**WHAT THE TASK ASKS:** Scan the lines below for "Validation"; report the number of lines that contain it, and only that.

**Records contained in a dataset:**
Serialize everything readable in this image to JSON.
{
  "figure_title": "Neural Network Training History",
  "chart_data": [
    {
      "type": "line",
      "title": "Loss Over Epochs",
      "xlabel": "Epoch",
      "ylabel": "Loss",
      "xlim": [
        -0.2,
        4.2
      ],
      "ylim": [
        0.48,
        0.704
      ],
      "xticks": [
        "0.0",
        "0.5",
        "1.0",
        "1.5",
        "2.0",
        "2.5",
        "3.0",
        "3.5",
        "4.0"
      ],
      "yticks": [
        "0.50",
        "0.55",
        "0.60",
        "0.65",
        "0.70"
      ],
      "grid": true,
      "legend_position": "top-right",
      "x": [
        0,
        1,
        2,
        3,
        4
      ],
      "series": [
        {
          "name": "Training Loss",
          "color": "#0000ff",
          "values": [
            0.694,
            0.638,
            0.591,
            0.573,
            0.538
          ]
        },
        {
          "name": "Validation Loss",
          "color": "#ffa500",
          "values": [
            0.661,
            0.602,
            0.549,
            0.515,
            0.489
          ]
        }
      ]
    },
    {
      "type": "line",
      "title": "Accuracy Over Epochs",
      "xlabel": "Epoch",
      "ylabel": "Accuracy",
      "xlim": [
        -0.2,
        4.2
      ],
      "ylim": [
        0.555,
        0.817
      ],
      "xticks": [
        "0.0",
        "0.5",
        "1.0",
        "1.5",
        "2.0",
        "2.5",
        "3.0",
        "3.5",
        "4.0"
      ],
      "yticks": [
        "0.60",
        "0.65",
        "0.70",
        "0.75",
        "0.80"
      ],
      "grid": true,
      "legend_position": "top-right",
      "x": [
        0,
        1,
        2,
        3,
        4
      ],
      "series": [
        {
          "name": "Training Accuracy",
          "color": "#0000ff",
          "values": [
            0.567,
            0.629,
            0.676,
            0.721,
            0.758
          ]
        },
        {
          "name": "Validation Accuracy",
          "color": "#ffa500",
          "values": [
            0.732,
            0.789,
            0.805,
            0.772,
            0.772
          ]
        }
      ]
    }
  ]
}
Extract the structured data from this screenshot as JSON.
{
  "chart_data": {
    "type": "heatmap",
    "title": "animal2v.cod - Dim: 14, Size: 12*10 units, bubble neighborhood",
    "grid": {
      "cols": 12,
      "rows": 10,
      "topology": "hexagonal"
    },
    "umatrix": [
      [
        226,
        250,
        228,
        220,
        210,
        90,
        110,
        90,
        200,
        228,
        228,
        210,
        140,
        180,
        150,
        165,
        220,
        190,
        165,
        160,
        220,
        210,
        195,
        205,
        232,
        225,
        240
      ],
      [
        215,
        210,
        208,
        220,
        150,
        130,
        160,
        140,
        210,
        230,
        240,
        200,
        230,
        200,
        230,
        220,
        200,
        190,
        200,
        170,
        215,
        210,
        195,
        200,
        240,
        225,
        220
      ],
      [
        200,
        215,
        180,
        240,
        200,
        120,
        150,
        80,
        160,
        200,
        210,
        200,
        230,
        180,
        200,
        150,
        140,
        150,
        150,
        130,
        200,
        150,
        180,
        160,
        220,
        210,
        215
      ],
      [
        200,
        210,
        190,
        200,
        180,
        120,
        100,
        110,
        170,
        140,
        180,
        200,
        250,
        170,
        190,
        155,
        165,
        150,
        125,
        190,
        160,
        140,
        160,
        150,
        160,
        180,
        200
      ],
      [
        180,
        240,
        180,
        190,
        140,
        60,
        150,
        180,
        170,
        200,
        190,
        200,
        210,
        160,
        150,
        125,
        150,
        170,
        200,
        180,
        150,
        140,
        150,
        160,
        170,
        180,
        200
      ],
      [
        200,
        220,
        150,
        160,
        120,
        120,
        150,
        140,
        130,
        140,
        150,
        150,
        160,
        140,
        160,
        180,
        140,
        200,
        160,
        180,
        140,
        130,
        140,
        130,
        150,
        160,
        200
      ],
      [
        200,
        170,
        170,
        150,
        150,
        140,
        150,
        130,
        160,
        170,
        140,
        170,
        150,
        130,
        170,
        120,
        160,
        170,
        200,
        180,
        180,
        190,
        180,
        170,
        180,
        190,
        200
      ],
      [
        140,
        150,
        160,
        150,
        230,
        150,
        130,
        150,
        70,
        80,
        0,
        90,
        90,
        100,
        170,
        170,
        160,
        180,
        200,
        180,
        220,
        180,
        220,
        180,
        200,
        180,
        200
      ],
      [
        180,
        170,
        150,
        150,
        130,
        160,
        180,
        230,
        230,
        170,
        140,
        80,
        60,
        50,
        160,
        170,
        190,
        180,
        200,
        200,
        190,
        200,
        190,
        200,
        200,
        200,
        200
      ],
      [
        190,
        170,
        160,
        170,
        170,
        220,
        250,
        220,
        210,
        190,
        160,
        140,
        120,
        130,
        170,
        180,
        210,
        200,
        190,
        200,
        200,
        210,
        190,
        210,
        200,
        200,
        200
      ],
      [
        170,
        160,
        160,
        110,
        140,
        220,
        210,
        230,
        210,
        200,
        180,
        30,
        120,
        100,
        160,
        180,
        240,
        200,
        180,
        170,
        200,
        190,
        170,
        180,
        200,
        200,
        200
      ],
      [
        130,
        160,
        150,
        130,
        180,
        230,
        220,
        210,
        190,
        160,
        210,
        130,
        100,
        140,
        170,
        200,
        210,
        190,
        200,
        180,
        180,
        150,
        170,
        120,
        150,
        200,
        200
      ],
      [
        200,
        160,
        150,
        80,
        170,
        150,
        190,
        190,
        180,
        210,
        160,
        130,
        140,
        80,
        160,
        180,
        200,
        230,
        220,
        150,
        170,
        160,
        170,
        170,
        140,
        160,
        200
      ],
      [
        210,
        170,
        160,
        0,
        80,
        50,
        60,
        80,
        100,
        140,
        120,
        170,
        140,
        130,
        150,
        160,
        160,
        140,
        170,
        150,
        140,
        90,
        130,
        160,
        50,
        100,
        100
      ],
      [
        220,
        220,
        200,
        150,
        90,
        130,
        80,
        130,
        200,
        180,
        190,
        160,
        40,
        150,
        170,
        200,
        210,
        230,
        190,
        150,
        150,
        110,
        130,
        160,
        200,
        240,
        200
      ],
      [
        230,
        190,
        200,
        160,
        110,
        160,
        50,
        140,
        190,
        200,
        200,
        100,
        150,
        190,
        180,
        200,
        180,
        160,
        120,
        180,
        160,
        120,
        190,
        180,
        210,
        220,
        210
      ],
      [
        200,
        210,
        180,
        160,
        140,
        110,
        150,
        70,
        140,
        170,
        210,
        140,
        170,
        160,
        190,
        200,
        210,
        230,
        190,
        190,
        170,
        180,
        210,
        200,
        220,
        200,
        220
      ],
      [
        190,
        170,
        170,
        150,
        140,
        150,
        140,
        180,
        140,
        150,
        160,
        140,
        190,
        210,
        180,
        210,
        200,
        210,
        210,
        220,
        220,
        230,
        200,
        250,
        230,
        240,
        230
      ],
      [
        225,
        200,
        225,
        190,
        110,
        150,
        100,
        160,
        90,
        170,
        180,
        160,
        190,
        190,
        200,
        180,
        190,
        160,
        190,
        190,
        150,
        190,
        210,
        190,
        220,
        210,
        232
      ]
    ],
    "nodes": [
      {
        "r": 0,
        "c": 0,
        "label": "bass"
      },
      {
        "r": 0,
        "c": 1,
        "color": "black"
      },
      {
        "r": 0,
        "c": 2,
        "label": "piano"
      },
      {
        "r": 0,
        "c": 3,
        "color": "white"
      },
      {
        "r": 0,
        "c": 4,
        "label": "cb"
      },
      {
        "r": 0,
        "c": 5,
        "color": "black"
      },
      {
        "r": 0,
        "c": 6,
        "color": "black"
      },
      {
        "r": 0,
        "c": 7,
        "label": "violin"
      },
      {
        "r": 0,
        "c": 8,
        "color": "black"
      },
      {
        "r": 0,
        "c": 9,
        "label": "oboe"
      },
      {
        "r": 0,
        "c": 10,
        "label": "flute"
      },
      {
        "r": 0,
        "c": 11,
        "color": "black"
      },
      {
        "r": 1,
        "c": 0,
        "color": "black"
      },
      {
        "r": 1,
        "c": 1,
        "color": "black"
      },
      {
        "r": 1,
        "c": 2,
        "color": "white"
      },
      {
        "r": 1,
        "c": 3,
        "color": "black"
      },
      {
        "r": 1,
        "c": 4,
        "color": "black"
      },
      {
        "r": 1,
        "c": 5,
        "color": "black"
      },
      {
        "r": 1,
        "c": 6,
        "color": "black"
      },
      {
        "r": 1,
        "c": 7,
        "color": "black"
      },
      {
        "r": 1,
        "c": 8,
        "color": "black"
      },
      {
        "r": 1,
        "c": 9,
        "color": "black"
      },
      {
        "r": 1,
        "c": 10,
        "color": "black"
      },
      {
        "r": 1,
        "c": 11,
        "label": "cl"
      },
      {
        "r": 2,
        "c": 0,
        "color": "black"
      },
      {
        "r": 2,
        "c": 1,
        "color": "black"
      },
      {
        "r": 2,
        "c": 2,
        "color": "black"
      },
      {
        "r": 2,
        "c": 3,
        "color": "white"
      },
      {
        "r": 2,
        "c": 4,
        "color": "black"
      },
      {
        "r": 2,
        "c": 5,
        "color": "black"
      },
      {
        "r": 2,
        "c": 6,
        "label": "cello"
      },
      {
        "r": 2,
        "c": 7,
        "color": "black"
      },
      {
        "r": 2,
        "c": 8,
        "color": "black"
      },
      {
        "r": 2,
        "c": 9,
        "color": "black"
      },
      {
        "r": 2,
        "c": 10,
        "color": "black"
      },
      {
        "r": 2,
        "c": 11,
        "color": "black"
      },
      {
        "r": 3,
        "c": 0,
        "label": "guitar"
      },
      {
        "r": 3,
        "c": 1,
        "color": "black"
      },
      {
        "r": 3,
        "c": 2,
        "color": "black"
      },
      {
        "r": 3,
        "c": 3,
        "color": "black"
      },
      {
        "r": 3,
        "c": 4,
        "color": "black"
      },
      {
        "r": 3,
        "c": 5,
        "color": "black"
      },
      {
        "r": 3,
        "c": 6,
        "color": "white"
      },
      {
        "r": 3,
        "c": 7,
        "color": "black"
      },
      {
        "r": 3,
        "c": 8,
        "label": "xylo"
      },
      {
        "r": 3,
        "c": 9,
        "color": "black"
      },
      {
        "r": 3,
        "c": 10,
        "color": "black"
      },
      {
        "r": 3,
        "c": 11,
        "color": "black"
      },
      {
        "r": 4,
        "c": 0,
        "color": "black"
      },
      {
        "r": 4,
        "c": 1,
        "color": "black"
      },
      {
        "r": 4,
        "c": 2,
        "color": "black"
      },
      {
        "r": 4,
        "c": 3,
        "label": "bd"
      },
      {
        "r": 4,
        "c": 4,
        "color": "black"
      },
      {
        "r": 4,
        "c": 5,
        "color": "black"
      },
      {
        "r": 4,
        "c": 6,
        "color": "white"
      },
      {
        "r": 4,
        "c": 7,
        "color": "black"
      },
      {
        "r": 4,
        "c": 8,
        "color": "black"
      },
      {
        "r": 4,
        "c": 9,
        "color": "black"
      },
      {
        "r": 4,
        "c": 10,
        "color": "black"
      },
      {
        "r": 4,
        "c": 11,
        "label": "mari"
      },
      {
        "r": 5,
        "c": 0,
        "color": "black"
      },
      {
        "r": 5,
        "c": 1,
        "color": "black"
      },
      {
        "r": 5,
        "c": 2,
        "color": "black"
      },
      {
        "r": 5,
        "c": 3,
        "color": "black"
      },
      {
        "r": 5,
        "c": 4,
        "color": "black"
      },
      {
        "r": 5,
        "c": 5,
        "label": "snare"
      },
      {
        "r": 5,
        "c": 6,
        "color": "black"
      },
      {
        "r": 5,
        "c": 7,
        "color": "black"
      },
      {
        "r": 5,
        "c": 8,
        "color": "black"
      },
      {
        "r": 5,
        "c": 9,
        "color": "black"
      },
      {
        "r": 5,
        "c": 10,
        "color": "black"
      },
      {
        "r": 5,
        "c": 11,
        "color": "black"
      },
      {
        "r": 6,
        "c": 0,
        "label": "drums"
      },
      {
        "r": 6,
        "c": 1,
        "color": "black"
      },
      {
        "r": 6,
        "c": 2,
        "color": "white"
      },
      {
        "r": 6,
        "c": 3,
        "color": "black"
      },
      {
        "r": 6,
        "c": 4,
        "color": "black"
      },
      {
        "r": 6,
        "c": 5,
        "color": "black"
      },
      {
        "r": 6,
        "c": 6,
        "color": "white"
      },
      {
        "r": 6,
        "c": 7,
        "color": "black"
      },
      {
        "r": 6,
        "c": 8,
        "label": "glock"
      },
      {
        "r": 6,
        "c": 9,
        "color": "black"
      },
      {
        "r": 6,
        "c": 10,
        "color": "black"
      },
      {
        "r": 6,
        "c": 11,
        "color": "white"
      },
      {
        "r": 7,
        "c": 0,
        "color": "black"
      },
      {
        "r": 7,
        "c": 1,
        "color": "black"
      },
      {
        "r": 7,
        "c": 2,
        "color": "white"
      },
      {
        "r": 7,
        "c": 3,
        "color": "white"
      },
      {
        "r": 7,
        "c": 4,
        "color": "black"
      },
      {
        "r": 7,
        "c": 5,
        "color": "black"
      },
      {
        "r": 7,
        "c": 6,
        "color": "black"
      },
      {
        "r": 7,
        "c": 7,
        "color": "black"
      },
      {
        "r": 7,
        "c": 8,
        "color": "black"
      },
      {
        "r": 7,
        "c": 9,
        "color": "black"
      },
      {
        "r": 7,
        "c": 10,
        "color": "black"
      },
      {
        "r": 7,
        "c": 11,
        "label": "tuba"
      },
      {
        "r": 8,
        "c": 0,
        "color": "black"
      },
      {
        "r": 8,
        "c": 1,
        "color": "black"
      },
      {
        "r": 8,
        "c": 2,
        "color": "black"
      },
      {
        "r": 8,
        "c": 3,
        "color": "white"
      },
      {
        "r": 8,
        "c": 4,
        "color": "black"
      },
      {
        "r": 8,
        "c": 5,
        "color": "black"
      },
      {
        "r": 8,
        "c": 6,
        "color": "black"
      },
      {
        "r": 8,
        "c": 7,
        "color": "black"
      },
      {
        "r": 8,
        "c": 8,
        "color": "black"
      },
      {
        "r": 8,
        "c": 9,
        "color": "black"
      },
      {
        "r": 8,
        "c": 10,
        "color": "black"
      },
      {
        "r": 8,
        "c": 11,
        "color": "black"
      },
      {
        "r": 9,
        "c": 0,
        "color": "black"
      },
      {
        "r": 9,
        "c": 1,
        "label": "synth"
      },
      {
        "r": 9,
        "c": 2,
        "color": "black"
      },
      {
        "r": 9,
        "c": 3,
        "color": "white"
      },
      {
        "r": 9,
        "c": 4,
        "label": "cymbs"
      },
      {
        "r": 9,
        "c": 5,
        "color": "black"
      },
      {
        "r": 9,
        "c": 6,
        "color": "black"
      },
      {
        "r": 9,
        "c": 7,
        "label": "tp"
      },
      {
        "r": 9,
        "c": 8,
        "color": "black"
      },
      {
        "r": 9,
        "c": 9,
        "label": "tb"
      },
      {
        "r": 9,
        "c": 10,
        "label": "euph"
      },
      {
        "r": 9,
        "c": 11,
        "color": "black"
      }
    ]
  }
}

**RESULT:** 2